Every record here must be copied exactly, except for the images it holds.

Collected data entries:
══════

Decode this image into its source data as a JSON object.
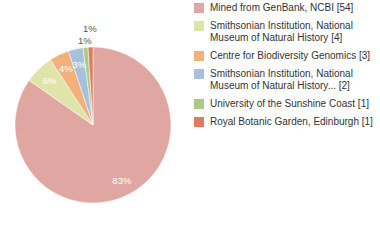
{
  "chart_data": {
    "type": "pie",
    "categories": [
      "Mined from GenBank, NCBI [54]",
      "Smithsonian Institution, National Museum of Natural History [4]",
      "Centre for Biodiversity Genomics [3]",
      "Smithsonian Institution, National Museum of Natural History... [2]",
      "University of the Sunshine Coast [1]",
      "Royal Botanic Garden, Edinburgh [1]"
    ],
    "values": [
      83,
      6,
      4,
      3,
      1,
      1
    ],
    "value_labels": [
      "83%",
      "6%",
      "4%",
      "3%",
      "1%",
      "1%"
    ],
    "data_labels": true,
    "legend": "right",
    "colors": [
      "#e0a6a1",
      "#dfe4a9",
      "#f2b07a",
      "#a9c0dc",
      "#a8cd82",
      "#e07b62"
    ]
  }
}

══════

** Your solution **
Decode this image into its source data as a JSON object.
{
  "chart_data": {
    "type": "pie",
    "categories": [
      "Mined from GenBank, NCBI [54]",
      "Smithsonian Institution, National Museum of Natural History [4]",
      "Centre for Biodiversity Genomics [3]",
      "Smithsonian Institution, National Museum of Natural History... [2]",
      "University of the Sunshine Coast [1]",
      "Royal Botanic Garden, Edinburgh [1]"
    ],
    "values": [
      83,
      6,
      4,
      3,
      1,
      1
    ],
    "value_labels": [
      "83%",
      "6%",
      "4%",
      "3%",
      "1%",
      "1%"
    ],
    "data_labels": true,
    "legend": "right",
    "colors": [
      "#e0a6a1",
      "#dfe4a9",
      "#f2b07a",
      "#a9c0dc",
      "#a8cd82",
      "#e07b62"
    ]
  }
}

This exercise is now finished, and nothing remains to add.